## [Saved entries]
# # # # #
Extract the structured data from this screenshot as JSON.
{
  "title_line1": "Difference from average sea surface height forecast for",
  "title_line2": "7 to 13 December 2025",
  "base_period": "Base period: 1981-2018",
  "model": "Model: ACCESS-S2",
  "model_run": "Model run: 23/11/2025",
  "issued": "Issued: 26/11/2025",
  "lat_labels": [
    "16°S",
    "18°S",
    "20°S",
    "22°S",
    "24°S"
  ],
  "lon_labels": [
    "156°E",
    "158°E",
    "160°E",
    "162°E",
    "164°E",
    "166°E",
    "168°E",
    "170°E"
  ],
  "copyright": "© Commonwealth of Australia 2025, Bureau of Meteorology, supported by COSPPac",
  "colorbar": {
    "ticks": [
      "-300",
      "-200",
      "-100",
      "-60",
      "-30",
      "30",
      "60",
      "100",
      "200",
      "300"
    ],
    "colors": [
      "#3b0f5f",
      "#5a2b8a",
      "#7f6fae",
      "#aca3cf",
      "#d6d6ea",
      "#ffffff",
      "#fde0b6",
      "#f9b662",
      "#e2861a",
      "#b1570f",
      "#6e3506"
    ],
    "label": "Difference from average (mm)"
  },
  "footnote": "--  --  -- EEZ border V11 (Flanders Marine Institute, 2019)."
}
# # # # #
## [STATED TASK]
Repeat all the entries exactly as given.

## [RESULT FOR THIS TASK]
Extract the structured data from this screenshot as JSON.
{
  "title_line1": "Difference from average sea surface height forecast for",
  "title_line2": "7 to 13 December 2025",
  "base_period": "Base period: 1981-2018",
  "model": "Model: ACCESS-S2",
  "model_run": "Model run: 23/11/2025",
  "issued": "Issued: 26/11/2025",
  "lat_labels": [
    "16°S",
    "18°S",
    "20°S",
    "22°S",
    "24°S"
  ],
  "lon_labels": [
    "156°E",
    "158°E",
    "160°E",
    "162°E",
    "164°E",
    "166°E",
    "168°E",
    "170°E"
  ],
  "copyright": "© Commonwealth of Australia 2025, Bureau of Meteorology, supported by COSPPac",
  "colorbar": {
    "ticks": [
      "-300",
      "-200",
      "-100",
      "-60",
      "-30",
      "30",
      "60",
      "100",
      "200",
      "300"
    ],
    "colors": [
      "#3b0f5f",
      "#5a2b8a",
      "#7f6fae",
      "#aca3cf",
      "#d6d6ea",
      "#ffffff",
      "#fde0b6",
      "#f9b662",
      "#e2861a",
      "#b1570f",
      "#6e3506"
    ],
    "label": "Difference from average (mm)"
  },
  "footnote": "--  --  -- EEZ border V11 (Flanders Marine Institute, 2019)."
}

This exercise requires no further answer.